Exercise instructions
All entries must be extracted exactly, with nothing added or dropped.

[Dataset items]

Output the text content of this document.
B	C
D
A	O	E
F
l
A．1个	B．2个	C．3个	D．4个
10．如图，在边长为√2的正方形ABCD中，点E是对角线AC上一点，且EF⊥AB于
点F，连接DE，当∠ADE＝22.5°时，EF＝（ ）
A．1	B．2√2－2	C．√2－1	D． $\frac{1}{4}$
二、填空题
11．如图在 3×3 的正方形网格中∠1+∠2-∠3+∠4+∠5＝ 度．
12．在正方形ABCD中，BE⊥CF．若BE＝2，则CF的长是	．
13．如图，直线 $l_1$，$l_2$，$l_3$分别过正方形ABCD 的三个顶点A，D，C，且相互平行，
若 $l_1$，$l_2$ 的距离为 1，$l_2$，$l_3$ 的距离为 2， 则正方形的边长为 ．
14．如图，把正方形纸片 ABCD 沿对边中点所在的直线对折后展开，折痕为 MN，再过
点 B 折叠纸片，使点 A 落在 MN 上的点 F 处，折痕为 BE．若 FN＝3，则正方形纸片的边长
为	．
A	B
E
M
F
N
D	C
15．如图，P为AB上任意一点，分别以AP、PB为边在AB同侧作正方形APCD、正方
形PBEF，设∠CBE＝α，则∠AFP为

Solution
Output the text content of this document.
B	C
D
A	O	E
F
l
A．1个	B．2个	C．3个	D．4个
10．如图，在边长为√2的正方形ABCD中，点E是对角线AC上一点，且EF⊥AB于
点F，连接DE，当∠ADE＝22.5°时，EF＝（ ）
A．1	B．2√2－2	C．√2－1	D． $\frac{1}{4}$
二、填空题
11．如图在 3×3 的正方形网格中∠1+∠2-∠3+∠4+∠5＝ 度．
12．在正方形ABCD中，BE⊥CF．若BE＝2，则CF的长是	．
13．如图，直线 $l_1$，$l_2$，$l_3$分别过正方形ABCD 的三个顶点A，D，C，且相互平行，
若 $l_1$，$l_2$ 的距离为 1，$l_2$，$l_3$ 的距离为 2， 则正方形的边长为 ．
14．如图，把正方形纸片 ABCD 沿对边中点所在的直线对折后展开，折痕为 MN，再过
点 B 折叠纸片，使点 A 落在 MN 上的点 F 处，折痕为 BE．若 FN＝3，则正方形纸片的边长
为	．
A	B
E
M
F
N
D	C
15．如图，P为AB上任意一点，分别以AP、PB为边在AB同侧作正方形APCD、正方
形PBEF，设∠CBE＝α，则∠AFP为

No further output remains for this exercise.